Challenge
Produce a word-for-word copy of the listing below without its pictures.

Exercise material
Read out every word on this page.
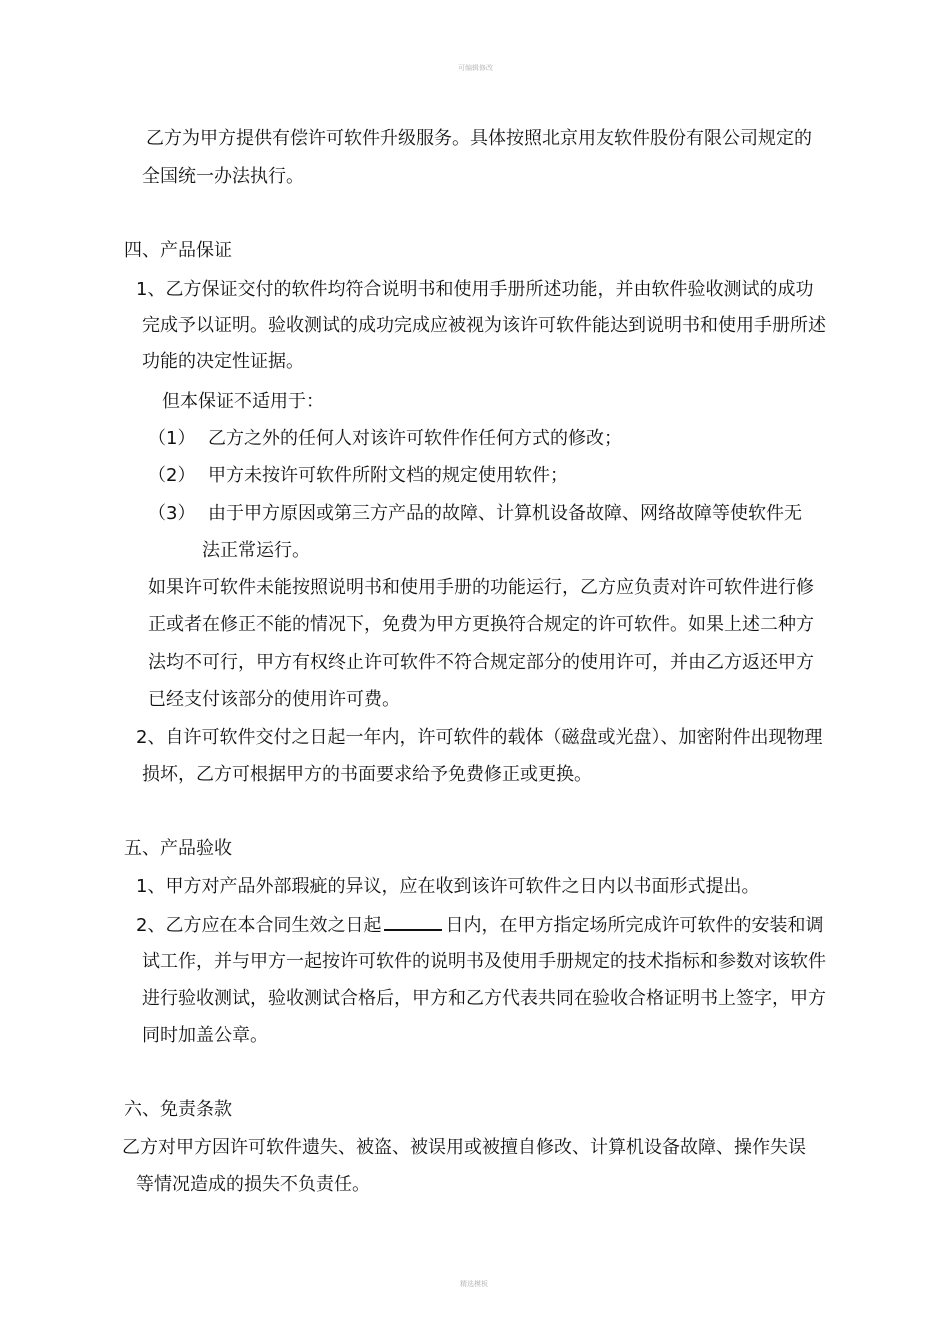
可编辑修改
乙方为甲方提供有偿许可软件升级服务。具体按照北京用友软件股份有限公司规定的
全国统一办法执行。
四、产品保证
1、乙方保证交付的软件均符合说明书和使用手册所述功能，并由软件验收测试的成功
完成予以证明。验收测试的成功完成应被视为该许可软件能达到说明书和使用手册所述
功能的决定性证据。
但本保证不适用于：
（1） 乙方之外的任何人对该许可软件作任何方式的修改；
（2） 甲方未按许可软件所附文档的规定使用软件；
（3） 由于甲方原因或第三方产品的故障、计算机设备故障、网络故障等使软件无
法正常运行。
如果许可软件未能按照说明书和使用手册的功能运行，乙方应负责对许可软件进行修
正或者在修正不能的情况下，免费为甲方更换符合规定的许可软件。如果上述二种方
法均不可行，甲方有权终止许可软件不符合规定部分的使用许可，并由乙方返还甲方
已经支付该部分的使用许可费。
2、自许可软件交付之日起一年内，许可软件的载体（磁盘或光盘）、加密附件出现物理
损坏，乙方可根据甲方的书面要求给予免费修正或更换。
五、产品验收
1、甲方对产品外部瑕疵的异议，应在收到该许可软件之日内以书面形式提出。
2、乙方应在本合同生效之日起	日内，在甲方指定场所完成许可软件的安装和调
试工作，并与甲方一起按许可软件的说明书及使用手册规定的技术指标和参数对该软件
进行验收测试，验收测试合格后，甲方和乙方代表共同在验收合格证明书上签字，甲方
同时加盖公章。
六、免责条款
乙方对甲方因许可软件遗失、被盗、被误用或被擅自修改、计算机设备故障、操作失误
等情况造成的损失不负责任。
精选模板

Result below
Read out every word on this page.
可编辑修改
乙方为甲方提供有偿许可软件升级服务。具体按照北京用友软件股份有限公司规定的
全国统一办法执行。
四、产品保证
1、乙方保证交付的软件均符合说明书和使用手册所述功能，并由软件验收测试的成功
完成予以证明。验收测试的成功完成应被视为该许可软件能达到说明书和使用手册所述
功能的决定性证据。
但本保证不适用于：
（1） 乙方之外的任何人对该许可软件作任何方式的修改；
（2） 甲方未按许可软件所附文档的规定使用软件；
（3） 由于甲方原因或第三方产品的故障、计算机设备故障、网络故障等使软件无
法正常运行。
如果许可软件未能按照说明书和使用手册的功能运行，乙方应负责对许可软件进行修
正或者在修正不能的情况下，免费为甲方更换符合规定的许可软件。如果上述二种方
法均不可行，甲方有权终止许可软件不符合规定部分的使用许可，并由乙方返还甲方
已经支付该部分的使用许可费。
2、自许可软件交付之日起一年内，许可软件的载体（磁盘或光盘）、加密附件出现物理
损坏，乙方可根据甲方的书面要求给予免费修正或更换。
五、产品验收
1、甲方对产品外部瑕疵的异议，应在收到该许可软件之日内以书面形式提出。
2、乙方应在本合同生效之日起	日内，在甲方指定场所完成许可软件的安装和调
试工作，并与甲方一起按许可软件的说明书及使用手册规定的技术指标和参数对该软件
进行验收测试，验收测试合格后，甲方和乙方代表共同在验收合格证明书上签字，甲方
同时加盖公章。
六、免责条款
乙方对甲方因许可软件遗失、被盗、被误用或被擅自修改、计算机设备故障、操作失误
等情况造成的损失不负责任。
精选模板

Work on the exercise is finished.